• **About this task**: Return all entries precisely as they stand, without the images.
----- Source material
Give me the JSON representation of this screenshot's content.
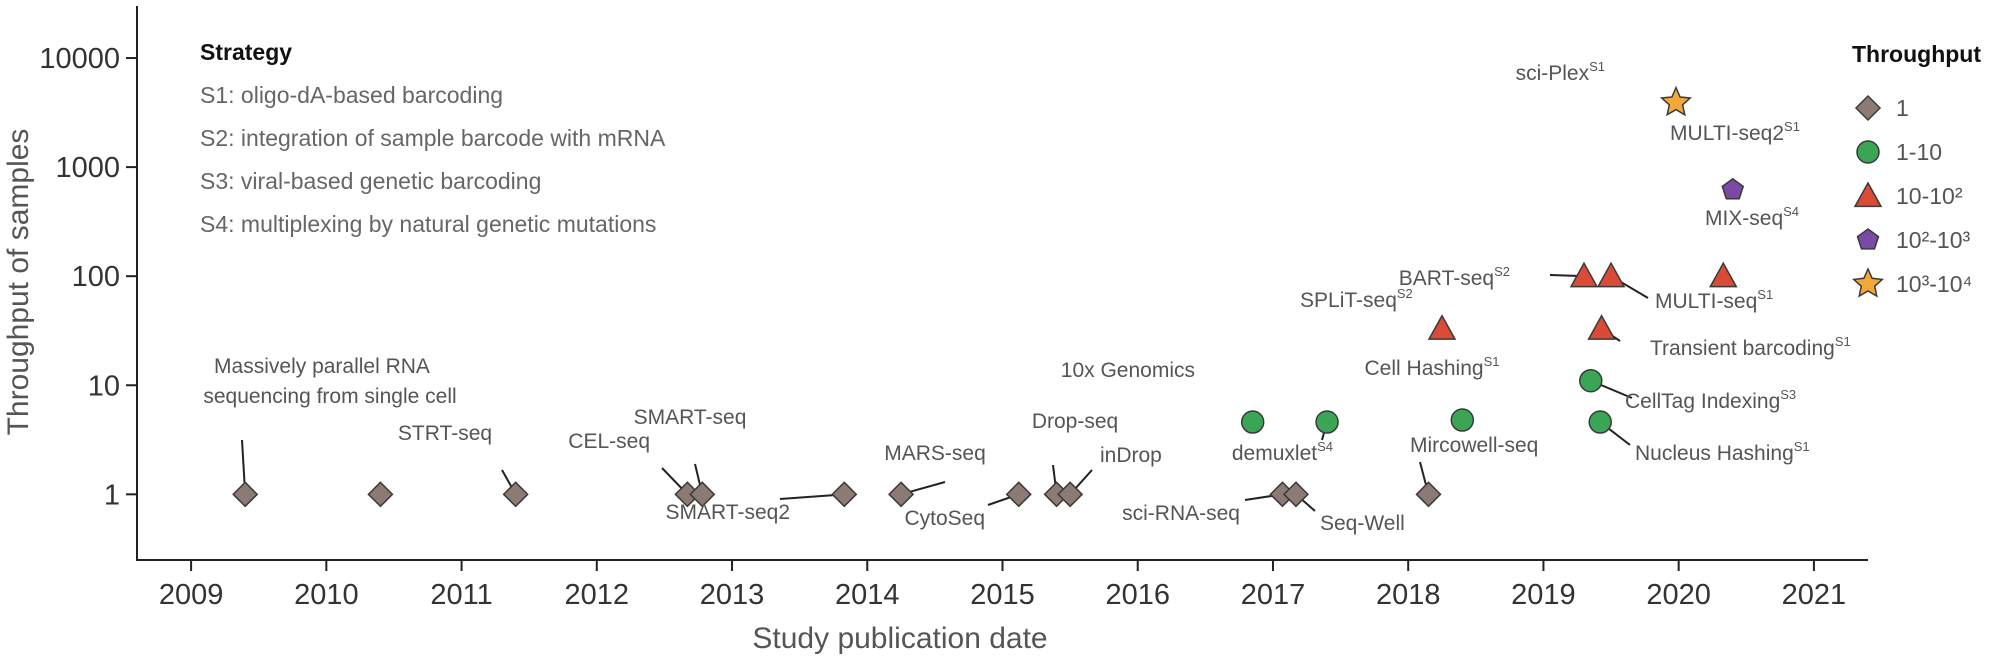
{
  "chart_data": {
    "type": "scatter",
    "xlabel": "Study publication date",
    "ylabel": "Throughput of samples",
    "xlim": [
      2008.6,
      2021.4
    ],
    "ylim": [
      0.25,
      30000
    ],
    "y_scale": "log",
    "x_ticks": [
      "2009",
      "2010",
      "2011",
      "2012",
      "2013",
      "2014",
      "2015",
      "2016",
      "2017",
      "2018",
      "2019",
      "2020",
      "2021"
    ],
    "y_ticks": [
      "1",
      "10",
      "100",
      "1000",
      "10000"
    ],
    "grid": false,
    "strategy": {
      "title": "Strategy",
      "items": [
        "S1: oligo-dA-based barcoding",
        "S2: integration of sample barcode with mRNA",
        "S3: viral-based genetic barcoding",
        "S4: multiplexing by natural genetic mutations"
      ]
    },
    "legend": {
      "title": "Throughput",
      "position": "right",
      "entries": [
        {
          "label": "1",
          "marker": "diamond",
          "color": "#8c7b74"
        },
        {
          "label": "1-10",
          "marker": "circle",
          "color": "#3aa655"
        },
        {
          "label": "10-10²",
          "marker": "triangle",
          "color": "#d94a37"
        },
        {
          "label": "10²-10³",
          "marker": "pentagon",
          "color": "#7a4aa6"
        },
        {
          "label": "10³-10⁴",
          "marker": "star",
          "color": "#f5a83a"
        }
      ]
    },
    "points": [
      {
        "label": "Massively parallel RNA",
        "label2": "sequencing from single cell",
        "sup": "",
        "x": 2009.4,
        "y": 1,
        "marker": "diamond"
      },
      {
        "label": "",
        "sup": "",
        "x": 2010.4,
        "y": 1,
        "marker": "diamond"
      },
      {
        "label": "STRT-seq",
        "sup": "",
        "x": 2011.4,
        "y": 1,
        "marker": "diamond"
      },
      {
        "label": "CEL-seq",
        "sup": "",
        "x": 2012.67,
        "y": 1,
        "marker": "diamond"
      },
      {
        "label": "SMART-seq",
        "sup": "",
        "x": 2012.78,
        "y": 1,
        "marker": "diamond"
      },
      {
        "label": "SMART-seq2",
        "sup": "",
        "x": 2013.83,
        "y": 1,
        "marker": "diamond"
      },
      {
        "label": "MARS-seq",
        "sup": "",
        "x": 2014.25,
        "y": 1,
        "marker": "diamond"
      },
      {
        "label": "CytoSeq",
        "sup": "",
        "x": 2015.12,
        "y": 1,
        "marker": "diamond"
      },
      {
        "label": "Drop-seq",
        "sup": "",
        "x": 2015.4,
        "y": 1,
        "marker": "diamond"
      },
      {
        "label": "inDrop",
        "sup": "",
        "x": 2015.5,
        "y": 1,
        "marker": "diamond"
      },
      {
        "label": "sci-RNA-seq",
        "sup": "",
        "x": 2017.07,
        "y": 1,
        "marker": "diamond"
      },
      {
        "label": "Seq-Well",
        "sup": "",
        "x": 2017.17,
        "y": 1,
        "marker": "diamond"
      },
      {
        "label": "Mircowell-seq",
        "sup": "",
        "x": 2018.15,
        "y": 1,
        "marker": "diamond"
      },
      {
        "label": "10x Genomics",
        "sup": "",
        "x": 2016.85,
        "y": 4.6,
        "marker": "circle"
      },
      {
        "label": "demuxlet",
        "sup": "S4",
        "x": 2017.4,
        "y": 4.6,
        "marker": "circle"
      },
      {
        "label": "Cell Hashing",
        "sup": "S1",
        "x": 2018.4,
        "y": 4.8,
        "marker": "circle"
      },
      {
        "label": "CellTag Indexing",
        "sup": "S3",
        "x": 2019.35,
        "y": 11,
        "marker": "circle"
      },
      {
        "label": "Nucleus Hashing",
        "sup": "S1",
        "x": 2019.42,
        "y": 4.6,
        "marker": "circle"
      },
      {
        "label": "SPLiT-seq",
        "sup": "S2",
        "x": 2018.25,
        "y": 33,
        "marker": "triangle"
      },
      {
        "label": "BART-seq",
        "sup": "S2",
        "x": 2019.3,
        "y": 100,
        "marker": "triangle"
      },
      {
        "label": "MULTI-seq",
        "sup": "S1",
        "x": 2019.5,
        "y": 100,
        "marker": "triangle"
      },
      {
        "label": "Transient barcoding",
        "sup": "S1",
        "x": 2019.43,
        "y": 33,
        "marker": "triangle"
      },
      {
        "label": "MIX-seq",
        "sup": "S4",
        "x": 2020.33,
        "y": 100,
        "marker": "triangle"
      },
      {
        "label": "MULTI-seq2",
        "sup": "S1",
        "x": 2020.4,
        "y": 620,
        "marker": "pentagon"
      },
      {
        "label": "sci-Plex",
        "sup": "S1",
        "x": 2019.98,
        "y": 3900,
        "marker": "star"
      }
    ]
  }
}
----------
• **Task solution**:
Give me the JSON representation of this screenshot's content.
{
  "chart_data": {
    "type": "scatter",
    "xlabel": "Study publication date",
    "ylabel": "Throughput of samples",
    "xlim": [
      2008.6,
      2021.4
    ],
    "ylim": [
      0.25,
      30000
    ],
    "y_scale": "log",
    "x_ticks": [
      "2009",
      "2010",
      "2011",
      "2012",
      "2013",
      "2014",
      "2015",
      "2016",
      "2017",
      "2018",
      "2019",
      "2020",
      "2021"
    ],
    "y_ticks": [
      "1",
      "10",
      "100",
      "1000",
      "10000"
    ],
    "grid": false,
    "strategy": {
      "title": "Strategy",
      "items": [
        "S1: oligo-dA-based barcoding",
        "S2: integration of sample barcode with mRNA",
        "S3: viral-based genetic barcoding",
        "S4: multiplexing by natural genetic mutations"
      ]
    },
    "legend": {
      "title": "Throughput",
      "position": "right",
      "entries": [
        {
          "label": "1",
          "marker": "diamond",
          "color": "#8c7b74"
        },
        {
          "label": "1-10",
          "marker": "circle",
          "color": "#3aa655"
        },
        {
          "label": "10-10²",
          "marker": "triangle",
          "color": "#d94a37"
        },
        {
          "label": "10²-10³",
          "marker": "pentagon",
          "color": "#7a4aa6"
        },
        {
          "label": "10³-10⁴",
          "marker": "star",
          "color": "#f5a83a"
        }
      ]
    },
    "points": [
      {
        "label": "Massively parallel RNA",
        "label2": "sequencing from single cell",
        "sup": "",
        "x": 2009.4,
        "y": 1,
        "marker": "diamond"
      },
      {
        "label": "",
        "sup": "",
        "x": 2010.4,
        "y": 1,
        "marker": "diamond"
      },
      {
        "label": "STRT-seq",
        "sup": "",
        "x": 2011.4,
        "y": 1,
        "marker": "diamond"
      },
      {
        "label": "CEL-seq",
        "sup": "",
        "x": 2012.67,
        "y": 1,
        "marker": "diamond"
      },
      {
        "label": "SMART-seq",
        "sup": "",
        "x": 2012.78,
        "y": 1,
        "marker": "diamond"
      },
      {
        "label": "SMART-seq2",
        "sup": "",
        "x": 2013.83,
        "y": 1,
        "marker": "diamond"
      },
      {
        "label": "MARS-seq",
        "sup": "",
        "x": 2014.25,
        "y": 1,
        "marker": "diamond"
      },
      {
        "label": "CytoSeq",
        "sup": "",
        "x": 2015.12,
        "y": 1,
        "marker": "diamond"
      },
      {
        "label": "Drop-seq",
        "sup": "",
        "x": 2015.4,
        "y": 1,
        "marker": "diamond"
      },
      {
        "label": "inDrop",
        "sup": "",
        "x": 2015.5,
        "y": 1,
        "marker": "diamond"
      },
      {
        "label": "sci-RNA-seq",
        "sup": "",
        "x": 2017.07,
        "y": 1,
        "marker": "diamond"
      },
      {
        "label": "Seq-Well",
        "sup": "",
        "x": 2017.17,
        "y": 1,
        "marker": "diamond"
      },
      {
        "label": "Mircowell-seq",
        "sup": "",
        "x": 2018.15,
        "y": 1,
        "marker": "diamond"
      },
      {
        "label": "10x Genomics",
        "sup": "",
        "x": 2016.85,
        "y": 4.6,
        "marker": "circle"
      },
      {
        "label": "demuxlet",
        "sup": "S4",
        "x": 2017.4,
        "y": 4.6,
        "marker": "circle"
      },
      {
        "label": "Cell Hashing",
        "sup": "S1",
        "x": 2018.4,
        "y": 4.8,
        "marker": "circle"
      },
      {
        "label": "CellTag Indexing",
        "sup": "S3",
        "x": 2019.35,
        "y": 11,
        "marker": "circle"
      },
      {
        "label": "Nucleus Hashing",
        "sup": "S1",
        "x": 2019.42,
        "y": 4.6,
        "marker": "circle"
      },
      {
        "label": "SPLiT-seq",
        "sup": "S2",
        "x": 2018.25,
        "y": 33,
        "marker": "triangle"
      },
      {
        "label": "BART-seq",
        "sup": "S2",
        "x": 2019.3,
        "y": 100,
        "marker": "triangle"
      },
      {
        "label": "MULTI-seq",
        "sup": "S1",
        "x": 2019.5,
        "y": 100,
        "marker": "triangle"
      },
      {
        "label": "Transient barcoding",
        "sup": "S1",
        "x": 2019.43,
        "y": 33,
        "marker": "triangle"
      },
      {
        "label": "MIX-seq",
        "sup": "S4",
        "x": 2020.33,
        "y": 100,
        "marker": "triangle"
      },
      {
        "label": "MULTI-seq2",
        "sup": "S1",
        "x": 2020.4,
        "y": 620,
        "marker": "pentagon"
      },
      {
        "label": "sci-Plex",
        "sup": "S1",
        "x": 2019.98,
        "y": 3900,
        "marker": "star"
      }
    ]
  }
}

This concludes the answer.